Your task is to transcribe all the entries exactly, excluding pictures.

****************************************

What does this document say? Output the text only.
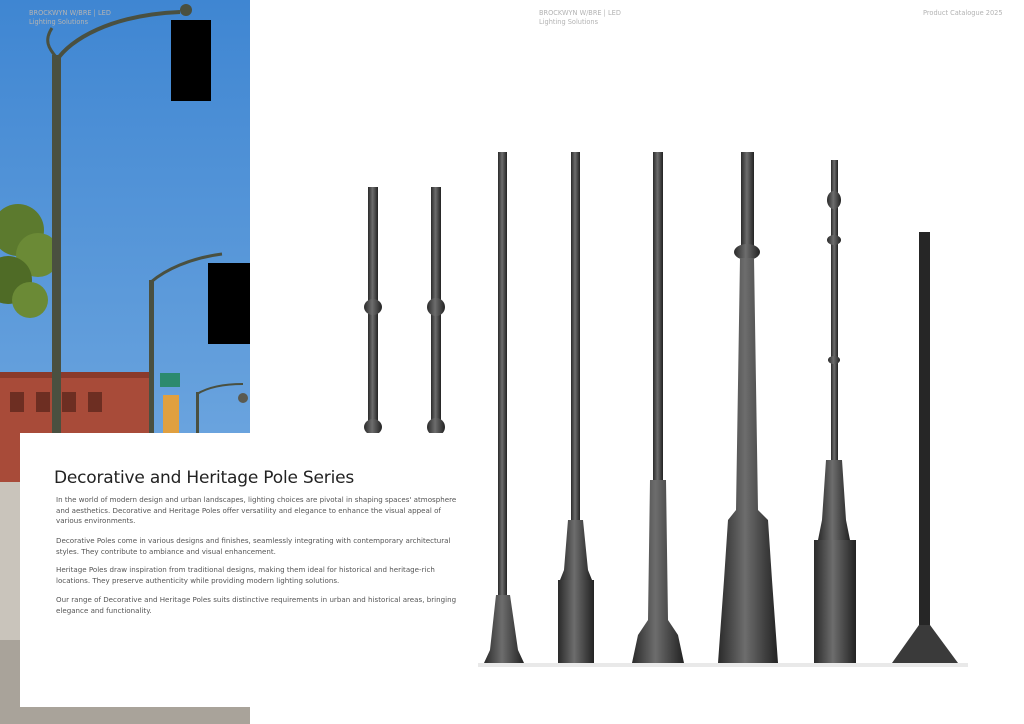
BROCKWYN W/BRE | LED Lighting Solutions
BROCKWYN W/BRE | LED Lighting Solutions
Product Catalogue 2025
Decorative and Heritage Pole Series

In the world of modern design and urban landscapes, lighting choices are pivotal in shaping spaces' atmosphere and aesthetics. Decorative and Heritage Poles offer versatility and elegance to enhance the visual appeal of various environments.

Decorative Poles come in various designs and ﬁnishes, seamlessly integrating with contemporary architectural styles. They contribute to ambiance and visual enhancement.

Heritage Poles draw inspiration from traditional designs, making them ideal for historical and heritage-rich locations. They preserve authenticity while providing modern lighting solutions.

Our range of Decorative and Heritage Poles suits distinctive requirements in urban and historical areas, bringing elegance and functionality.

****************************************

### EXERCISE OUTPUT:
What does this document say? Output the text only.
BROCKWYN W/BRE | LED Lighting Solutions
BROCKWYN W/BRE | LED Lighting Solutions
Product Catalogue 2025
Decorative and Heritage Pole Series

In the world of modern design and urban landscapes, lighting choices are pivotal in shaping spaces' atmosphere and aesthetics. Decorative and Heritage Poles offer versatility and elegance to enhance the visual appeal of various environments.

Decorative Poles come in various designs and ﬁnishes, seamlessly integrating with contemporary architectural styles. They contribute to ambiance and visual enhancement.

Heritage Poles draw inspiration from traditional designs, making them ideal for historical and heritage-rich locations. They preserve authenticity while providing modern lighting solutions.

Our range of Decorative and Heritage Poles suits distinctive requirements in urban and historical areas, bringing elegance and functionality.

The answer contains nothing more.